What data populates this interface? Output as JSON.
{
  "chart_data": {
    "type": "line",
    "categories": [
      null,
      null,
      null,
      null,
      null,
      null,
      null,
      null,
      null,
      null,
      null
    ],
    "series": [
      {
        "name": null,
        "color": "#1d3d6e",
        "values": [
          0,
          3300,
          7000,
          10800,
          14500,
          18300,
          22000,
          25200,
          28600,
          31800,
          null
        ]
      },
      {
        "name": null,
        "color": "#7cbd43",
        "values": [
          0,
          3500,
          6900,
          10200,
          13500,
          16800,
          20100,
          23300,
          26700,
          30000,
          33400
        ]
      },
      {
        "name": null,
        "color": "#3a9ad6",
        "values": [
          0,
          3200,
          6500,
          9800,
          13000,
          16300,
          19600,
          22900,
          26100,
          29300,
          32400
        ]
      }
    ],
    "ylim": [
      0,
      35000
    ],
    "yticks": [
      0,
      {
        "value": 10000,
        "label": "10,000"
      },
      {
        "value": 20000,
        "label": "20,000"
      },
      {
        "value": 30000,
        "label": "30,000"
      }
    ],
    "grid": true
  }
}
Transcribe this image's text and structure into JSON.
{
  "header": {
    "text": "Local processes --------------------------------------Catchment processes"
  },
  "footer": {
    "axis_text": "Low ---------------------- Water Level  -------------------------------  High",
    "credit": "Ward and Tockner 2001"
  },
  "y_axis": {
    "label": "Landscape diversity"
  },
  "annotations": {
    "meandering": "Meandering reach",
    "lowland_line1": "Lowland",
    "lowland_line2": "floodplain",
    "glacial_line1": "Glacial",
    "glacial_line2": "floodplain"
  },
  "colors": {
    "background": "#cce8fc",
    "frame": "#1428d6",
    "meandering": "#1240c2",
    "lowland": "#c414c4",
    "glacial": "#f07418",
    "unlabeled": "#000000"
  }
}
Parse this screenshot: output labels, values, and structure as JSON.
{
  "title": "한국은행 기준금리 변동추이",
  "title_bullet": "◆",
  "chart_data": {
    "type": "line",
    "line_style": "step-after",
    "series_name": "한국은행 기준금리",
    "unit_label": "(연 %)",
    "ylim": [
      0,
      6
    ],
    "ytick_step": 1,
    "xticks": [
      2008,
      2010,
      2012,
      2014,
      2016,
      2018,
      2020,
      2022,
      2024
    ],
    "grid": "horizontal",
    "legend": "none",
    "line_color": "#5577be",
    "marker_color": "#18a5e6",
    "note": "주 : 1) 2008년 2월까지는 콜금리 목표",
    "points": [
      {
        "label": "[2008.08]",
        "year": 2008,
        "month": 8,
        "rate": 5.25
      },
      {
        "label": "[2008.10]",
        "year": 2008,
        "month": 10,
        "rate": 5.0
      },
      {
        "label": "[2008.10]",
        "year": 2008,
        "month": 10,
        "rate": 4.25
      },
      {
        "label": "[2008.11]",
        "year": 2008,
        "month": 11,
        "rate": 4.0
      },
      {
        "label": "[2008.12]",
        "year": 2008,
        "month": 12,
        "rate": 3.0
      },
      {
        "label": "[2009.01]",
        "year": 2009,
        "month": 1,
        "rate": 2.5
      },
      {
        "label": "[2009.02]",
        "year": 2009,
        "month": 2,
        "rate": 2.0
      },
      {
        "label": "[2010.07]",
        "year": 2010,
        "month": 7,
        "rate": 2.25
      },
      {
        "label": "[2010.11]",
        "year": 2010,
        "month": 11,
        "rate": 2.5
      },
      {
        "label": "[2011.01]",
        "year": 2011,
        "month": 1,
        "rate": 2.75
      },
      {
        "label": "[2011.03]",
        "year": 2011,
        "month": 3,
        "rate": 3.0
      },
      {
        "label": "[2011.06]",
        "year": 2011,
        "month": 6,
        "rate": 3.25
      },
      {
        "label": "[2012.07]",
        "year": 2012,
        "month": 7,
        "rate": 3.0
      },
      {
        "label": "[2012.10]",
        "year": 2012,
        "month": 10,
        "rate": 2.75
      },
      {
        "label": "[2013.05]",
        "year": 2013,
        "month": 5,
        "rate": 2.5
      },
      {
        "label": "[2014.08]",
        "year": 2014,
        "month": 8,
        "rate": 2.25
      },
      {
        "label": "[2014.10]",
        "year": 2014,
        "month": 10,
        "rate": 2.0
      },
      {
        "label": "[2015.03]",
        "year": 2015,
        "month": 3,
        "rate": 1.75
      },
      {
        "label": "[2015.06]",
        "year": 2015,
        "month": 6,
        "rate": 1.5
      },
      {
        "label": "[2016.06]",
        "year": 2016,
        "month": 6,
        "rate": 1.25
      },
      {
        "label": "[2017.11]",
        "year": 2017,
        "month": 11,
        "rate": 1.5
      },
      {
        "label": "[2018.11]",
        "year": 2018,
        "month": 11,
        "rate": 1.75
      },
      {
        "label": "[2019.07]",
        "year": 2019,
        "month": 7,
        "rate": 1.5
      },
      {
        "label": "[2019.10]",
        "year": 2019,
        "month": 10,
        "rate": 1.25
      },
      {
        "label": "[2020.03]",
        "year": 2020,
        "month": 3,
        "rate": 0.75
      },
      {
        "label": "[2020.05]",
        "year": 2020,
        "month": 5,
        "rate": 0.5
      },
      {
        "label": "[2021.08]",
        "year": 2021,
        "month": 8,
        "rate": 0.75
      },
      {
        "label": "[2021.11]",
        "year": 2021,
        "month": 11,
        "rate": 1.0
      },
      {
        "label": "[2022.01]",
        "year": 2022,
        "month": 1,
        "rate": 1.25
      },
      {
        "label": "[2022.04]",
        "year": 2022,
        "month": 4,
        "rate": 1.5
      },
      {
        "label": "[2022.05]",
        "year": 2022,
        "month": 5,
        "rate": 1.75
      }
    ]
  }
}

• • • • • • •

Output all preceding records character for character.

Task output ▸
What data populates this interface? Output as JSON.
{
  "chart_data": {
    "type": "line",
    "categories": [
      null,
      null,
      null,
      null,
      null,
      null,
      null,
      null,
      null,
      null,
      null
    ],
    "series": [
      {
        "name": null,
        "color": "#1d3d6e",
        "values": [
          0,
          3300,
          7000,
          10800,
          14500,
          18300,
          22000,
          25200,
          28600,
          31800,
          null
        ]
      },
      {
        "name": null,
        "color": "#7cbd43",
        "values": [
          0,
          3500,
          6900,
          10200,
          13500,
          16800,
          20100,
          23300,
          26700,
          30000,
          33400
        ]
      },
      {
        "name": null,
        "color": "#3a9ad6",
        "values": [
          0,
          3200,
          6500,
          9800,
          13000,
          16300,
          19600,
          22900,
          26100,
          29300,
          32400
        ]
      }
    ],
    "ylim": [
      0,
      35000
    ],
    "yticks": [
      0,
      {
        "value": 10000,
        "label": "10,000"
      },
      {
        "value": 20000,
        "label": "20,000"
      },
      {
        "value": 30000,
        "label": "30,000"
      }
    ],
    "grid": true
  }
}
Transcribe this image's text and structure into JSON.
{
  "header": {
    "text": "Local processes --------------------------------------Catchment processes"
  },
  "footer": {
    "axis_text": "Low ---------------------- Water Level  -------------------------------  High",
    "credit": "Ward and Tockner 2001"
  },
  "y_axis": {
    "label": "Landscape diversity"
  },
  "annotations": {
    "meandering": "Meandering reach",
    "lowland_line1": "Lowland",
    "lowland_line2": "floodplain",
    "glacial_line1": "Glacial",
    "glacial_line2": "floodplain"
  },
  "colors": {
    "background": "#cce8fc",
    "frame": "#1428d6",
    "meandering": "#1240c2",
    "lowland": "#c414c4",
    "glacial": "#f07418",
    "unlabeled": "#000000"
  }
}
Parse this screenshot: output labels, values, and structure as JSON.
{
  "title": "한국은행 기준금리 변동추이",
  "title_bullet": "◆",
  "chart_data": {
    "type": "line",
    "line_style": "step-after",
    "series_name": "한국은행 기준금리",
    "unit_label": "(연 %)",
    "ylim": [
      0,
      6
    ],
    "ytick_step": 1,
    "xticks": [
      2008,
      2010,
      2012,
      2014,
      2016,
      2018,
      2020,
      2022,
      2024
    ],
    "grid": "horizontal",
    "legend": "none",
    "line_color": "#5577be",
    "marker_color": "#18a5e6",
    "note": "주 : 1) 2008년 2월까지는 콜금리 목표",
    "points": [
      {
        "label": "[2008.08]",
        "year": 2008,
        "month": 8,
        "rate": 5.25
      },
      {
        "label": "[2008.10]",
        "year": 2008,
        "month": 10,
        "rate": 5.0
      },
      {
        "label": "[2008.10]",
        "year": 2008,
        "month": 10,
        "rate": 4.25
      },
      {
        "label": "[2008.11]",
        "year": 2008,
        "month": 11,
        "rate": 4.0
      },
      {
        "label": "[2008.12]",
        "year": 2008,
        "month": 12,
        "rate": 3.0
      },
      {
        "label": "[2009.01]",
        "year": 2009,
        "month": 1,
        "rate": 2.5
      },
      {
        "label": "[2009.02]",
        "year": 2009,
        "month": 2,
        "rate": 2.0
      },
      {
        "label": "[2010.07]",
        "year": 2010,
        "month": 7,
        "rate": 2.25
      },
      {
        "label": "[2010.11]",
        "year": 2010,
        "month": 11,
        "rate": 2.5
      },
      {
        "label": "[2011.01]",
        "year": 2011,
        "month": 1,
        "rate": 2.75
      },
      {
        "label": "[2011.03]",
        "year": 2011,
        "month": 3,
        "rate": 3.0
      },
      {
        "label": "[2011.06]",
        "year": 2011,
        "month": 6,
        "rate": 3.25
      },
      {
        "label": "[2012.07]",
        "year": 2012,
        "month": 7,
        "rate": 3.0
      },
      {
        "label": "[2012.10]",
        "year": 2012,
        "month": 10,
        "rate": 2.75
      },
      {
        "label": "[2013.05]",
        "year": 2013,
        "month": 5,
        "rate": 2.5
      },
      {
        "label": "[2014.08]",
        "year": 2014,
        "month": 8,
        "rate": 2.25
      },
      {
        "label": "[2014.10]",
        "year": 2014,
        "month": 10,
        "rate": 2.0
      },
      {
        "label": "[2015.03]",
        "year": 2015,
        "month": 3,
        "rate": 1.75
      },
      {
        "label": "[2015.06]",
        "year": 2015,
        "month": 6,
        "rate": 1.5
      },
      {
        "label": "[2016.06]",
        "year": 2016,
        "month": 6,
        "rate": 1.25
      },
      {
        "label": "[2017.11]",
        "year": 2017,
        "month": 11,
        "rate": 1.5
      },
      {
        "label": "[2018.11]",
        "year": 2018,
        "month": 11,
        "rate": 1.75
      },
      {
        "label": "[2019.07]",
        "year": 2019,
        "month": 7,
        "rate": 1.5
      },
      {
        "label": "[2019.10]",
        "year": 2019,
        "month": 10,
        "rate": 1.25
      },
      {
        "label": "[2020.03]",
        "year": 2020,
        "month": 3,
        "rate": 0.75
      },
      {
        "label": "[2020.05]",
        "year": 2020,
        "month": 5,
        "rate": 0.5
      },
      {
        "label": "[2021.08]",
        "year": 2021,
        "month": 8,
        "rate": 0.75
      },
      {
        "label": "[2021.11]",
        "year": 2021,
        "month": 11,
        "rate": 1.0
      },
      {
        "label": "[2022.01]",
        "year": 2022,
        "month": 1,
        "rate": 1.25
      },
      {
        "label": "[2022.04]",
        "year": 2022,
        "month": 4,
        "rate": 1.5
      },
      {
        "label": "[2022.05]",
        "year": 2022,
        "month": 5,
        "rate": 1.75
      }
    ]
  }
}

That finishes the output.